* _Short task_: Output all records precisely as written.

* _Dataset_:
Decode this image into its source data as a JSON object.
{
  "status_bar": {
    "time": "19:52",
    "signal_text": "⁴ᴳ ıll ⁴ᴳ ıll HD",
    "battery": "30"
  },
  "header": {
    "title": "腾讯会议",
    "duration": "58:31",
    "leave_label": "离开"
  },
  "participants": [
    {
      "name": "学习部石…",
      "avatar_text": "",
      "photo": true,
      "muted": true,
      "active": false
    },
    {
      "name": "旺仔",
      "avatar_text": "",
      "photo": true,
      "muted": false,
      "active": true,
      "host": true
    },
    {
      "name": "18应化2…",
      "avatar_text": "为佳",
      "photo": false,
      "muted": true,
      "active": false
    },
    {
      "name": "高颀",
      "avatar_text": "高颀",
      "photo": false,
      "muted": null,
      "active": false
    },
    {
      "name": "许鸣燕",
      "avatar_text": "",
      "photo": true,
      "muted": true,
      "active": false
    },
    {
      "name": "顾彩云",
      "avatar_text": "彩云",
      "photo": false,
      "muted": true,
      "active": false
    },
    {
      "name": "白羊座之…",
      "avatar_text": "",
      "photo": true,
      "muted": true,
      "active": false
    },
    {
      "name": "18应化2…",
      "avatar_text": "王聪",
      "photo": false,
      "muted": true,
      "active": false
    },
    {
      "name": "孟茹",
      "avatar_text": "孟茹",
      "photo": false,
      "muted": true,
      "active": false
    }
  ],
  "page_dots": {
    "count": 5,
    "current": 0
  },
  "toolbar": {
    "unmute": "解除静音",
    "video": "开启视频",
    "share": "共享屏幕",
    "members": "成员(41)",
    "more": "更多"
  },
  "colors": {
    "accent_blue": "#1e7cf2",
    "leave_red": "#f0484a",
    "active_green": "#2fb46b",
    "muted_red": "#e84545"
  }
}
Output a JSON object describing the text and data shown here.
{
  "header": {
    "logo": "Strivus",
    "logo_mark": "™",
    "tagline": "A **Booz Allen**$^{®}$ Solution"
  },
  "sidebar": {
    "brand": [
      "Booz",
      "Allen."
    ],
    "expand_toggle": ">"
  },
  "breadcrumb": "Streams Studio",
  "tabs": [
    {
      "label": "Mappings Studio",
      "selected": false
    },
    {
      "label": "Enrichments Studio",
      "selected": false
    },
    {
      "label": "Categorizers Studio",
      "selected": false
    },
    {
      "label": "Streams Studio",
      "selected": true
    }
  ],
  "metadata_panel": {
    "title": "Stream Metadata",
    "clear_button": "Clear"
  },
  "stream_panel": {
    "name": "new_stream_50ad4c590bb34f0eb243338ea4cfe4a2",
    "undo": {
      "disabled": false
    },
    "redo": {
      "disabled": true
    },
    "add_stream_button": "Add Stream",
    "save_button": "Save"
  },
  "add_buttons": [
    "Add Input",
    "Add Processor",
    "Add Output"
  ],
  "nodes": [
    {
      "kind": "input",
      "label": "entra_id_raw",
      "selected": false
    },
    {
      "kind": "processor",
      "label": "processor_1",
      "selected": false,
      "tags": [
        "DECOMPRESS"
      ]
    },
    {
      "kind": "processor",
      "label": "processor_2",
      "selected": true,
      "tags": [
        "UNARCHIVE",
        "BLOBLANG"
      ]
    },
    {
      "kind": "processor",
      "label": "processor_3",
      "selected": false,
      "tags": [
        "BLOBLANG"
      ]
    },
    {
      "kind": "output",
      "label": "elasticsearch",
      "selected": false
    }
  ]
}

* _Result of this task_:
Decode this image into its source data as a JSON object.
{
  "status_bar": {
    "time": "19:52",
    "signal_text": "⁴ᴳ ıll ⁴ᴳ ıll HD",
    "battery": "30"
  },
  "header": {
    "title": "腾讯会议",
    "duration": "58:31",
    "leave_label": "离开"
  },
  "participants": [
    {
      "name": "学习部石…",
      "avatar_text": "",
      "photo": true,
      "muted": true,
      "active": false
    },
    {
      "name": "旺仔",
      "avatar_text": "",
      "photo": true,
      "muted": false,
      "active": true,
      "host": true
    },
    {
      "name": "18应化2…",
      "avatar_text": "为佳",
      "photo": false,
      "muted": true,
      "active": false
    },
    {
      "name": "高颀",
      "avatar_text": "高颀",
      "photo": false,
      "muted": null,
      "active": false
    },
    {
      "name": "许鸣燕",
      "avatar_text": "",
      "photo": true,
      "muted": true,
      "active": false
    },
    {
      "name": "顾彩云",
      "avatar_text": "彩云",
      "photo": false,
      "muted": true,
      "active": false
    },
    {
      "name": "白羊座之…",
      "avatar_text": "",
      "photo": true,
      "muted": true,
      "active": false
    },
    {
      "name": "18应化2…",
      "avatar_text": "王聪",
      "photo": false,
      "muted": true,
      "active": false
    },
    {
      "name": "孟茹",
      "avatar_text": "孟茹",
      "photo": false,
      "muted": true,
      "active": false
    }
  ],
  "page_dots": {
    "count": 5,
    "current": 0
  },
  "toolbar": {
    "unmute": "解除静音",
    "video": "开启视频",
    "share": "共享屏幕",
    "members": "成员(41)",
    "more": "更多"
  },
  "colors": {
    "accent_blue": "#1e7cf2",
    "leave_red": "#f0484a",
    "active_green": "#2fb46b",
    "muted_red": "#e84545"
  }
}
Output a JSON object describing the text and data shown here.
{
  "header": {
    "logo": "Strivus",
    "logo_mark": "™",
    "tagline": "A **Booz Allen**$^{®}$ Solution"
  },
  "sidebar": {
    "brand": [
      "Booz",
      "Allen."
    ],
    "expand_toggle": ">"
  },
  "breadcrumb": "Streams Studio",
  "tabs": [
    {
      "label": "Mappings Studio",
      "selected": false
    },
    {
      "label": "Enrichments Studio",
      "selected": false
    },
    {
      "label": "Categorizers Studio",
      "selected": false
    },
    {
      "label": "Streams Studio",
      "selected": true
    }
  ],
  "metadata_panel": {
    "title": "Stream Metadata",
    "clear_button": "Clear"
  },
  "stream_panel": {
    "name": "new_stream_50ad4c590bb34f0eb243338ea4cfe4a2",
    "undo": {
      "disabled": false
    },
    "redo": {
      "disabled": true
    },
    "add_stream_button": "Add Stream",
    "save_button": "Save"
  },
  "add_buttons": [
    "Add Input",
    "Add Processor",
    "Add Output"
  ],
  "nodes": [
    {
      "kind": "input",
      "label": "entra_id_raw",
      "selected": false
    },
    {
      "kind": "processor",
      "label": "processor_1",
      "selected": false,
      "tags": [
        "DECOMPRESS"
      ]
    },
    {
      "kind": "processor",
      "label": "processor_2",
      "selected": true,
      "tags": [
        "UNARCHIVE",
        "BLOBLANG"
      ]
    },
    {
      "kind": "processor",
      "label": "processor_3",
      "selected": false,
      "tags": [
        "BLOBLANG"
      ]
    },
    {
      "kind": "output",
      "label": "elasticsearch",
      "selected": false
    }
  ]
}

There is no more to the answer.